### Page text:
--- --- ---
Section 2.17. Suspension of
Eurodollar Rate Option . Notwithstanding any provision to the
contrary in this Article II, the following shall
apply:
(a) Interest Rate Inadequate or
Unfair . In the event that the Required Lenders notify
Administrative Agent that the Eurodollar Rate for any Interest
Period will not adequately reflect the cost to the Lenders of
making or maintaining such Loans for such Interest Period,
Administrative Agent shall promptly so notify Borrower and the
Lenders, whereupon the obligation of each Lender to make or to
continue Eurodollar Loans shall be suspended as provided in
clause (c) below until the Administrative Agent shall
notify Borrower that the Required Lenders have determined that the
circumstances causing such suspension no longer exist.
(b) Illegality . If any
Lender determines that the introduction of, or any change in or in
the interpretation of, any Requirement of Law after the date of
this Agreement shall make it unlawful, or any Governmental
Authority shall assert that it is unlawful, for any Lender or its
Applicable Lending Office to make Eurodollar Loans or to continue
to fund or maintain Eurodollar Loans, then, on notice thereof and
demand therefor by such Lender to Borrower through Administrative
Agent, the obligation of such Lender to make or to continue
Eurodollar Loans shall be suspended as provided in clause
(c) below until such Lender shall, through the
Administrative Agent, notify Borrower that it has determined that
it may lawfully make Eurodollar Loans.
(c) Effect of Suspension . If
the obligation of any Lender to make or to continue Eurodollar
Loans is suspended, (A) the obligation of such Lender to
convert Base Rate Loans into Eurodollar Loans shall be suspended,
(B) such Lender shall make a Base Rate Loan at any time such
Lender would otherwise be obligated to make a Eurodollar Loan,
(C) Borrower may revoke any pending Notice of Borrowing or
Notice of Conversion or Continuation to make or
continue any Eurodollar Loan or to convert any
Base Rate Loan into a Eurodollar Loan and (D) each Eurodollar
Loan of such Lender shall automatically and immediately (or, in the
case of any suspension pursuant to clause (a) above,
on the last day of the current Interest Period thereof) be
converted into a Base Rate Loan; provided, that, notwithstanding
the foregoing to the contrary, Borrower shall not be required to
pay any costs described in Section 3.2 in connection with any
such mandatory Conversion.
--- --- ---
### Stored records:
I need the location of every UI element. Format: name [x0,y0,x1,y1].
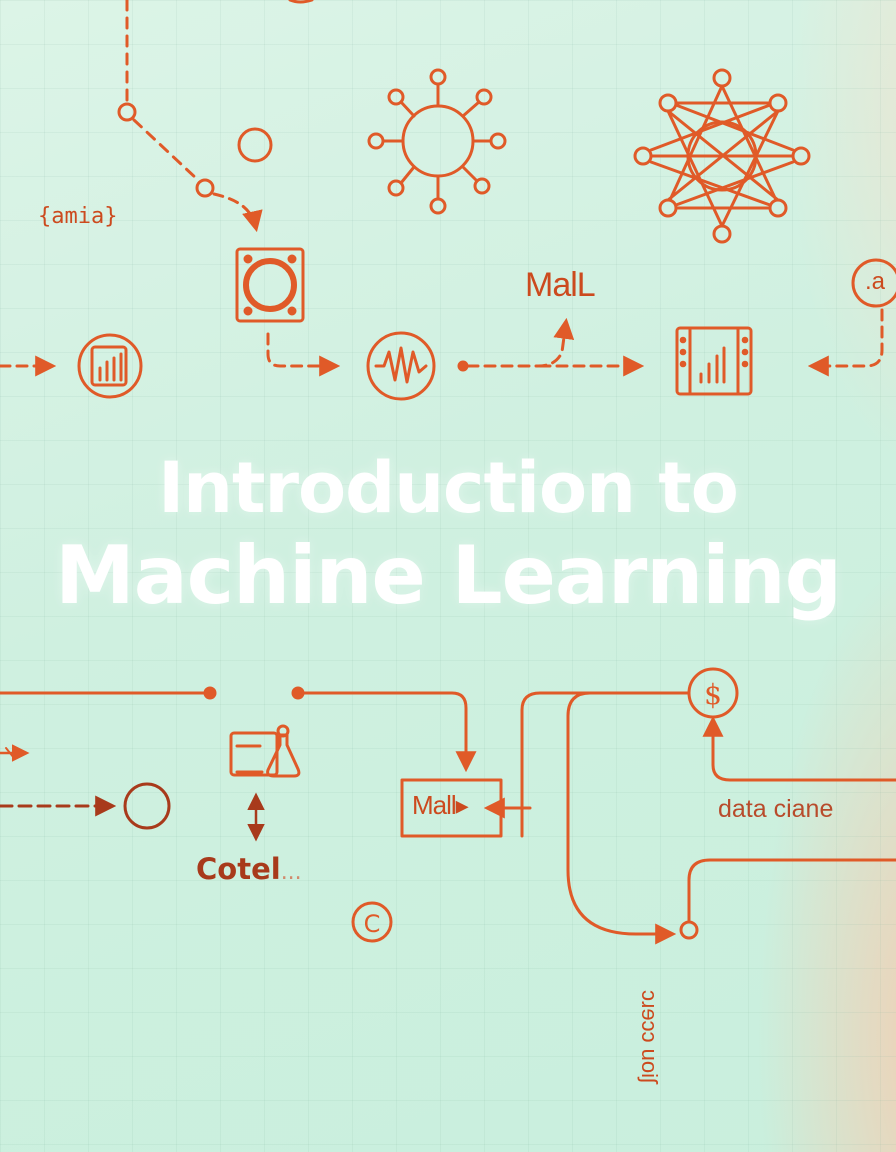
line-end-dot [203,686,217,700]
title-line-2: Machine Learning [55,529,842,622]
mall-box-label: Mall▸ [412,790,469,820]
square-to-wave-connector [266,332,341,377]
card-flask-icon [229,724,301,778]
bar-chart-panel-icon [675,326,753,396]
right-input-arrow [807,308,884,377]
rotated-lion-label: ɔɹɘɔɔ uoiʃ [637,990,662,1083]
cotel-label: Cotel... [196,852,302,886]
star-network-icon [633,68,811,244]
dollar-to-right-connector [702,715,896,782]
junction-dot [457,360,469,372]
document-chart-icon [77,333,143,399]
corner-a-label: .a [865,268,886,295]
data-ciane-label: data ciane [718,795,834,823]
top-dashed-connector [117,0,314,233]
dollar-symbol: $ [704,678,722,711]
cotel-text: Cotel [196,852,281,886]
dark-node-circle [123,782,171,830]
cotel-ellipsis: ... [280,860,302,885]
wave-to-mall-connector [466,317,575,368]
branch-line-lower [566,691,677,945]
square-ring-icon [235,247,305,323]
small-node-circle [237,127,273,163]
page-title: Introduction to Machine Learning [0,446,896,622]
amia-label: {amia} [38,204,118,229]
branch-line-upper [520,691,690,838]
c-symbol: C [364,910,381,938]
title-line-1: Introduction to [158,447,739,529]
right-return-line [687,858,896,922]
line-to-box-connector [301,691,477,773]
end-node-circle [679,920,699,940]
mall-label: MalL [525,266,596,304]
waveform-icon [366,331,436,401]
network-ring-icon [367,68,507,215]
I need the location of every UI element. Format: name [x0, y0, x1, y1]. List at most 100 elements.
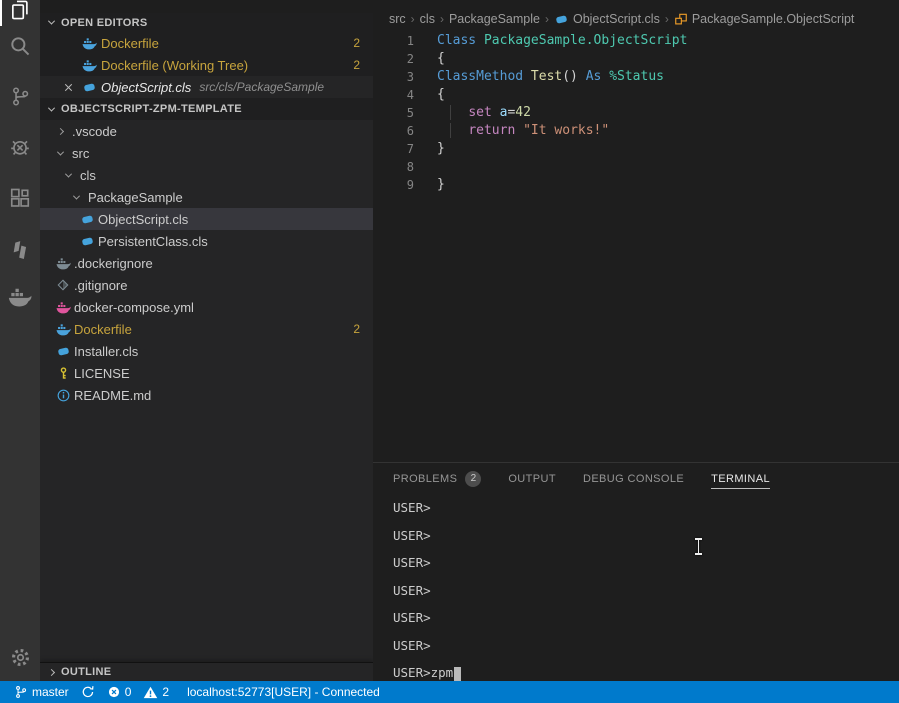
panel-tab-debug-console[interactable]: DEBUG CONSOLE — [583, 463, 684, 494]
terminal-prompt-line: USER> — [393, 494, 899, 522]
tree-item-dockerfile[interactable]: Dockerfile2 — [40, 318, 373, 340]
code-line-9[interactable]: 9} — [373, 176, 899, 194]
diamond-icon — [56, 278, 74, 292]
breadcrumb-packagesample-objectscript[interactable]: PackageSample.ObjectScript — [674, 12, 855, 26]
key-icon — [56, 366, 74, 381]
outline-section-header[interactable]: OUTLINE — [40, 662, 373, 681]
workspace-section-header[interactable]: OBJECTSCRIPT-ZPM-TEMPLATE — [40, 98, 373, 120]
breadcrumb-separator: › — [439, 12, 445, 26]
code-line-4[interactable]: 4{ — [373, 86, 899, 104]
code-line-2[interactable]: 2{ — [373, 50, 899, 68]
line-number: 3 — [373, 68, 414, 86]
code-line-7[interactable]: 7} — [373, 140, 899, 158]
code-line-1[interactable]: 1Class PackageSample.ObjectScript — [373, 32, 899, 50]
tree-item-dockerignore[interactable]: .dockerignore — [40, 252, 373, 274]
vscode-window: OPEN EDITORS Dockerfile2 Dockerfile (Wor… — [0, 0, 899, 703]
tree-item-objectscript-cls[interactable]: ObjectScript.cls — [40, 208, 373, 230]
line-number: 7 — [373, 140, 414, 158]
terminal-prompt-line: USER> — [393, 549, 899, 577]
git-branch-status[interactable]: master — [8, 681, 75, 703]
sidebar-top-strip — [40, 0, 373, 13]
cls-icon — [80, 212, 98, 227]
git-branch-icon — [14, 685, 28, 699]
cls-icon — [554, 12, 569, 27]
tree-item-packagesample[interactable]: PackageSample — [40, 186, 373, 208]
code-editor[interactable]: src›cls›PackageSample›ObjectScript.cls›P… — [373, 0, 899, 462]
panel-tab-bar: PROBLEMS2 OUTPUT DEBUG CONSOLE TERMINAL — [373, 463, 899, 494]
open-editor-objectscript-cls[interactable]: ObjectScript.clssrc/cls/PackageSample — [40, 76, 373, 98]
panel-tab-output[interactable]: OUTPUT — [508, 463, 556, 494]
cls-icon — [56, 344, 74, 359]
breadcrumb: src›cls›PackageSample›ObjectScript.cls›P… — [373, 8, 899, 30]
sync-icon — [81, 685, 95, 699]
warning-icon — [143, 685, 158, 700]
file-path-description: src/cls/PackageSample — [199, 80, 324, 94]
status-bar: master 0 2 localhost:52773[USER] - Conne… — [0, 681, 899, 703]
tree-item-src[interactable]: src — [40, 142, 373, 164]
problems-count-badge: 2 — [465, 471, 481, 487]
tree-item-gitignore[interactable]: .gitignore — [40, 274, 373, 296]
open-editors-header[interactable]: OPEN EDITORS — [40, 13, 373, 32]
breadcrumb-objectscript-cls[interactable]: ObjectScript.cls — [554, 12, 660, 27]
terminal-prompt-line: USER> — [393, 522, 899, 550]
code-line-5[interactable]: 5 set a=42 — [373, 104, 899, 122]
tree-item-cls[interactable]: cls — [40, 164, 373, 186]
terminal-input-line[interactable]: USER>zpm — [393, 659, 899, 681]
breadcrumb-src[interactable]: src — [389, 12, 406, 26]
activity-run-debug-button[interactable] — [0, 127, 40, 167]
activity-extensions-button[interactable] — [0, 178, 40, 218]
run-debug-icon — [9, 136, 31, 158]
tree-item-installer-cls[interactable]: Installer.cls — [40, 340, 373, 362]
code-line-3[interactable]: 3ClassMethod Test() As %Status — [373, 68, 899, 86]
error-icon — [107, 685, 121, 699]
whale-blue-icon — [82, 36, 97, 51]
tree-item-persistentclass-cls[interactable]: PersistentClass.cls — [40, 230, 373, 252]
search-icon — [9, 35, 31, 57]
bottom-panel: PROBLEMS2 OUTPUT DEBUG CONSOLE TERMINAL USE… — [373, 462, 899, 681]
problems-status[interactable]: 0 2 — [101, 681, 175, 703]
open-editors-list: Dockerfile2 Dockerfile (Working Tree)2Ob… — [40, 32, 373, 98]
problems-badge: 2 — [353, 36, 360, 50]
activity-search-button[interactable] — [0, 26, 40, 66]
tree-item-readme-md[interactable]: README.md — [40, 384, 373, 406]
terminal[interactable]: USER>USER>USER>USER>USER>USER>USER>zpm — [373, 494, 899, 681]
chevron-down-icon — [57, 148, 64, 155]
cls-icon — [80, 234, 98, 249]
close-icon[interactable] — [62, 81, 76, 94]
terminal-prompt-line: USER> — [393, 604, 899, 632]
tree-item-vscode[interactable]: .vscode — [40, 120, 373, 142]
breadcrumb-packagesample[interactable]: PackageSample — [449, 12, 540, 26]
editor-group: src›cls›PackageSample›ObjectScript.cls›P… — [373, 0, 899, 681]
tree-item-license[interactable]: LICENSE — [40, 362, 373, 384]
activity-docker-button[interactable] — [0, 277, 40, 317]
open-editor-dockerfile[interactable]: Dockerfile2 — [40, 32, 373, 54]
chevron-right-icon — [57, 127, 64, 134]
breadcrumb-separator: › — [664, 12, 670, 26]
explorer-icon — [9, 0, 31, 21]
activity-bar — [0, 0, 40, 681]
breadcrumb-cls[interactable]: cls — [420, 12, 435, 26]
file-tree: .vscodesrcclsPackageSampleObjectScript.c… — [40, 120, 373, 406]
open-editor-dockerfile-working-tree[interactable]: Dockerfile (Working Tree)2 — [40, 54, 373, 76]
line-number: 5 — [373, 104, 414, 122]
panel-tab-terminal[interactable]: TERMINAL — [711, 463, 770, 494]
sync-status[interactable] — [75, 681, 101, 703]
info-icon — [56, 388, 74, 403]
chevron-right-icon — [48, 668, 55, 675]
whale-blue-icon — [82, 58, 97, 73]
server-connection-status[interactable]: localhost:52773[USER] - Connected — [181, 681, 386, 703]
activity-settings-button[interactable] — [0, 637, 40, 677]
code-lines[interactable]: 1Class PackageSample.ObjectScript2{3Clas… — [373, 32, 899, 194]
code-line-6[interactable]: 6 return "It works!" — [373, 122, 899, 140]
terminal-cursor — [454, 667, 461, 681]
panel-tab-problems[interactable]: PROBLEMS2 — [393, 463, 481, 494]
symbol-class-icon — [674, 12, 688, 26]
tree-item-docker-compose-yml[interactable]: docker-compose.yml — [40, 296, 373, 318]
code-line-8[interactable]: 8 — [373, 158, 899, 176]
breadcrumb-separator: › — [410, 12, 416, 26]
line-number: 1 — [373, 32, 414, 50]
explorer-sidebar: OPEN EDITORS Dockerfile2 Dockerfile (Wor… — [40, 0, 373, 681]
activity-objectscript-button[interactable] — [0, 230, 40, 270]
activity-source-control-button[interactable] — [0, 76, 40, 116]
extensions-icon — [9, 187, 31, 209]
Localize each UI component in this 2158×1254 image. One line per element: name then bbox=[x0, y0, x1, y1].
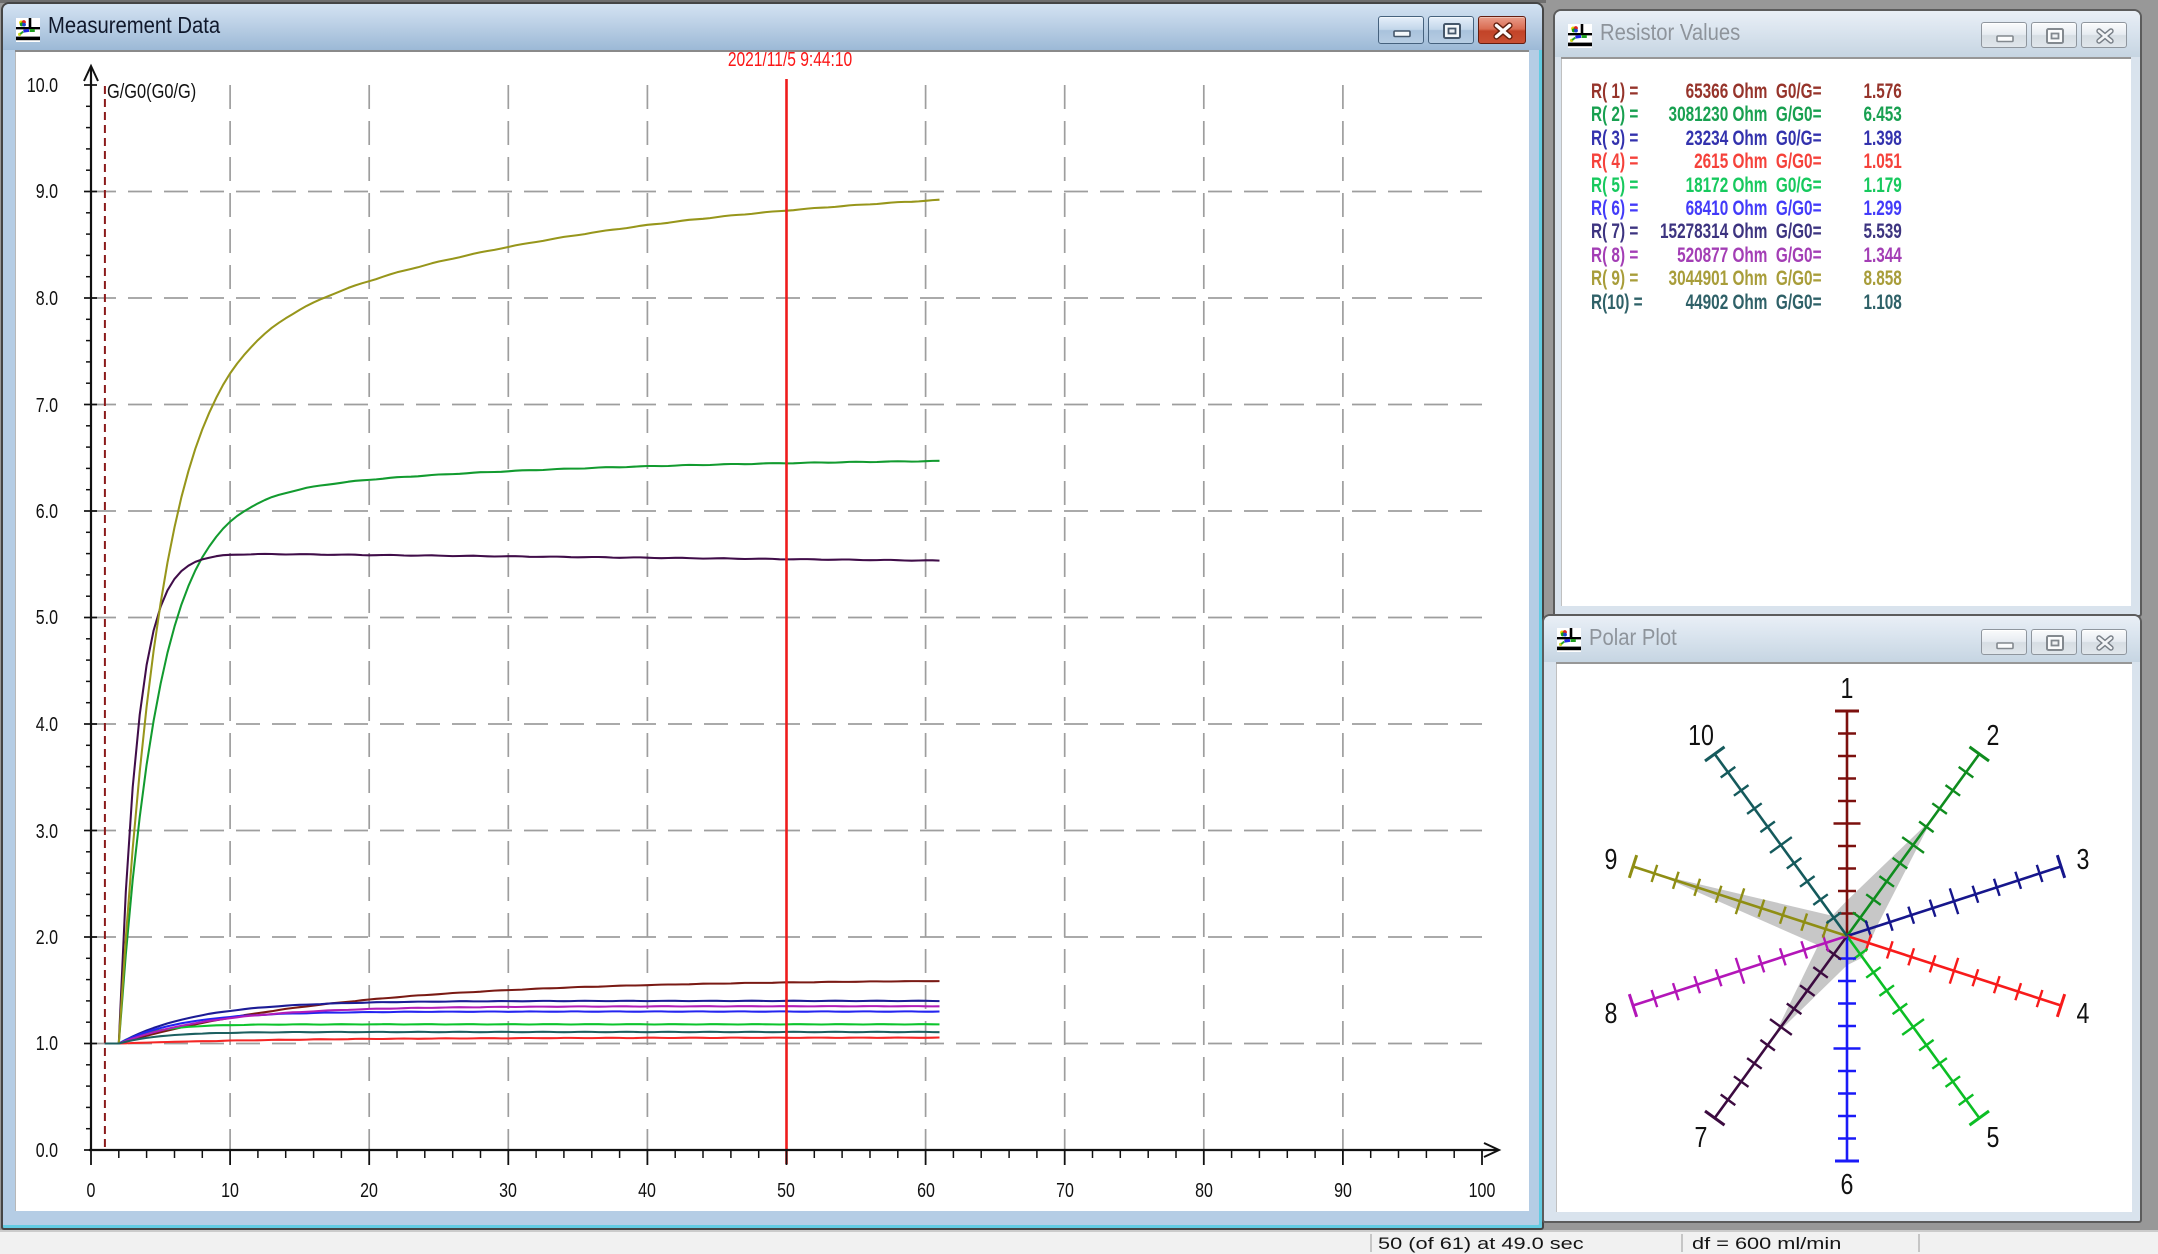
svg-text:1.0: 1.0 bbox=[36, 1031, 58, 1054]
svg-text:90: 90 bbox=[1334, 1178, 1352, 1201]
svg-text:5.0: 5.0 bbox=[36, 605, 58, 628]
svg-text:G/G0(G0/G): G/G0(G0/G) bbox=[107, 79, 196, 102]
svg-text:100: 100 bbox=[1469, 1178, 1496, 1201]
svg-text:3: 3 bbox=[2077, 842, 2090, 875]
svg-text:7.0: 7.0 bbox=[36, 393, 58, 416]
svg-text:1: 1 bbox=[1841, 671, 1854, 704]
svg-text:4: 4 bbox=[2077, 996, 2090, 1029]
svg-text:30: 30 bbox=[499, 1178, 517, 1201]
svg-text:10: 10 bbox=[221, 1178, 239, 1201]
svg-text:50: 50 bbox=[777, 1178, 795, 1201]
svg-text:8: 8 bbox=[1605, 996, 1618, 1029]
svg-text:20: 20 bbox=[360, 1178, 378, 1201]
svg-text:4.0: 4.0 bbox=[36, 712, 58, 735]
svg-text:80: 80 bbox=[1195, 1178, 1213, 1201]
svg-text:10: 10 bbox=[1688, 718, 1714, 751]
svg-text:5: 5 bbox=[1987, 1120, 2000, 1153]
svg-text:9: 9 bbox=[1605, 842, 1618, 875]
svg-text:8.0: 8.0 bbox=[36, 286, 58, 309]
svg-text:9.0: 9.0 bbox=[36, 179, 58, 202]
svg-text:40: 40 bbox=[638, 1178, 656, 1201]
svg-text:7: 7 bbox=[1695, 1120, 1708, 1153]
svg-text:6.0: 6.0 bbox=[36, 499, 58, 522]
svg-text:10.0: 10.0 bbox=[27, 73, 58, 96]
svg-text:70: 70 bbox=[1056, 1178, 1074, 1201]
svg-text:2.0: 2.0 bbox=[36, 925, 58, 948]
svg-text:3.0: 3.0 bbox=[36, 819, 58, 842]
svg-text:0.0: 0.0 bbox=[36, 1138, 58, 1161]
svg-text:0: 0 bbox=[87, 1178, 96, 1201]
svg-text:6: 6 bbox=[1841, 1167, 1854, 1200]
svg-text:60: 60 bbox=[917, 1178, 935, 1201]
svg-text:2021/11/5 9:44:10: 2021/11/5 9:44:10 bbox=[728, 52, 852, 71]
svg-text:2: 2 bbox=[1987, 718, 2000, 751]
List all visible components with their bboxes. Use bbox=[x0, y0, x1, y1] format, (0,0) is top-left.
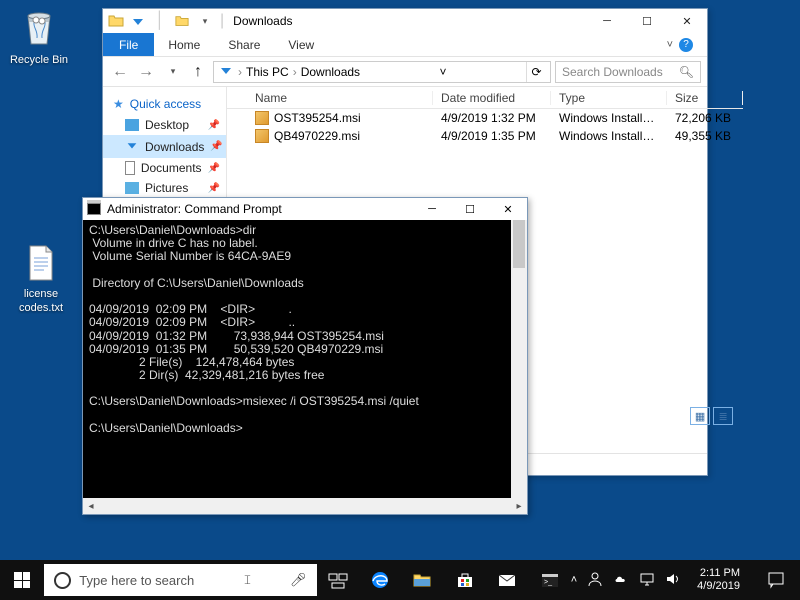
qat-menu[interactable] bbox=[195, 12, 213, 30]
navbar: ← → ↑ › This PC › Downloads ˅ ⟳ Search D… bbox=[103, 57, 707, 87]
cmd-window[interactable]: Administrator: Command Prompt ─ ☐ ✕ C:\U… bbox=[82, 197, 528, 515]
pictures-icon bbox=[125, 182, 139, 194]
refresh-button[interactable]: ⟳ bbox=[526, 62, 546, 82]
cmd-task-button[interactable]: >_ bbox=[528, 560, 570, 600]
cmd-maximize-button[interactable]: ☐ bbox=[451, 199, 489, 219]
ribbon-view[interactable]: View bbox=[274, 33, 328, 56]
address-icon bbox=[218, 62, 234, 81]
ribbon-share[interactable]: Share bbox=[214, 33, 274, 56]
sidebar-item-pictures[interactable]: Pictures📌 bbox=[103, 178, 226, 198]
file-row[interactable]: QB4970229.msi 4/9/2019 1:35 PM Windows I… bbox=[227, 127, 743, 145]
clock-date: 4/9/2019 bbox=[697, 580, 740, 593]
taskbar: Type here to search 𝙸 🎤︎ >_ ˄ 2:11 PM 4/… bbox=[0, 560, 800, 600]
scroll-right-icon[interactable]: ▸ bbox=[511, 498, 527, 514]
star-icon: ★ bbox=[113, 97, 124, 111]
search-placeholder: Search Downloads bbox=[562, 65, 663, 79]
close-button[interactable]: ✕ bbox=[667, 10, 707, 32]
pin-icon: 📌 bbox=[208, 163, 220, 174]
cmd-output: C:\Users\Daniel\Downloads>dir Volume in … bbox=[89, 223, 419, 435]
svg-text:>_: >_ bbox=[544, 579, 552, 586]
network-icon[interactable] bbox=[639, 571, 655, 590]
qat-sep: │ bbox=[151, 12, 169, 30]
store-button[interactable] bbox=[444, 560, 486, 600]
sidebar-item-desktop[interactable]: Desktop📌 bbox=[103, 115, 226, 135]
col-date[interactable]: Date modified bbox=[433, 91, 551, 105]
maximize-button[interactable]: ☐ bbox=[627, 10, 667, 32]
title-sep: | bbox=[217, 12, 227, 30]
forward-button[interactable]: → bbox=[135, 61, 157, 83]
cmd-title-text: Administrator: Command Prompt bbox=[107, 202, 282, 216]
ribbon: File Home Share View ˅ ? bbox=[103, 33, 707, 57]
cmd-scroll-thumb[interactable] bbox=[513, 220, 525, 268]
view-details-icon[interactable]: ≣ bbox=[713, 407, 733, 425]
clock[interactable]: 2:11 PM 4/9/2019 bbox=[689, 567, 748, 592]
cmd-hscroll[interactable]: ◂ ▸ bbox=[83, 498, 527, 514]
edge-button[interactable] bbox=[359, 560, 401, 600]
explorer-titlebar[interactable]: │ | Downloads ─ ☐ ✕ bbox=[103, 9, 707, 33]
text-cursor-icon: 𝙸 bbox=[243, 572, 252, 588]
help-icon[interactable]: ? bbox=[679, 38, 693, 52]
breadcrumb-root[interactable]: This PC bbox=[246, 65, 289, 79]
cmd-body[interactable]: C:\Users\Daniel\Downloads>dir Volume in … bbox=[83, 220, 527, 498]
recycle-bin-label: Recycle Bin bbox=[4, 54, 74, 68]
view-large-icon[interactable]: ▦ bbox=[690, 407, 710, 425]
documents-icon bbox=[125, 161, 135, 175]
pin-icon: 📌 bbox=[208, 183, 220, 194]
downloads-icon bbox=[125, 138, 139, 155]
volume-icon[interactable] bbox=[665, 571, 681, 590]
--- --- ---
### Problems to work on:
**a.** Answer these about the Eurodollar suspension section, one line each:
(i) Under clause (a), who notifies the Administrative Agent that the Eurodollar Rate will not adequately reflect the Lenders' cost?
(ii) Under clause (b), through whom does the Lender give notice and demand to Borrower?
(iii) Under clause (c), costs described in which section is Borrower not required to pay for a mandatory Conversion?
**b.** How would you render this sentence from the Eurodollar suspension section in Spanish: "Notwithstanding any provision to the contrary in this Article II, the following shall apply:"
**c.** Can you extend the Eurodollar suspension section, picking up after its final sentence?
The material is separate from the Eurodollar suspension section.

### Outputs for the tasks:
**a.**
(i) The Required Lenders
(ii) The Administrative Agent
(iii) Section 3.2

**b.** No obstante cualquier disposición en contrario en este Artículo II, se aplicará lo siguiente:

**c.**
Section 2.18. Obligations of
Lenders Several . The obligations of Lenders hereunder to make
Loans, to fund participations in Letters of Credit and to make
payments pursuant to Section 2.2 are several and not joint.
The failure of any Lender to make any Loan; to fund any such
participation or to make any payment under Section 10.4(c) on
any date required hereunder shall not relieve any other Lender of
its corresponding obligation to do so on such date, and no Lender
shall be responsible for the failure of any other Lender to so make
its Loans, to purchase its participation, or to make its payment
under Section 10.4(c).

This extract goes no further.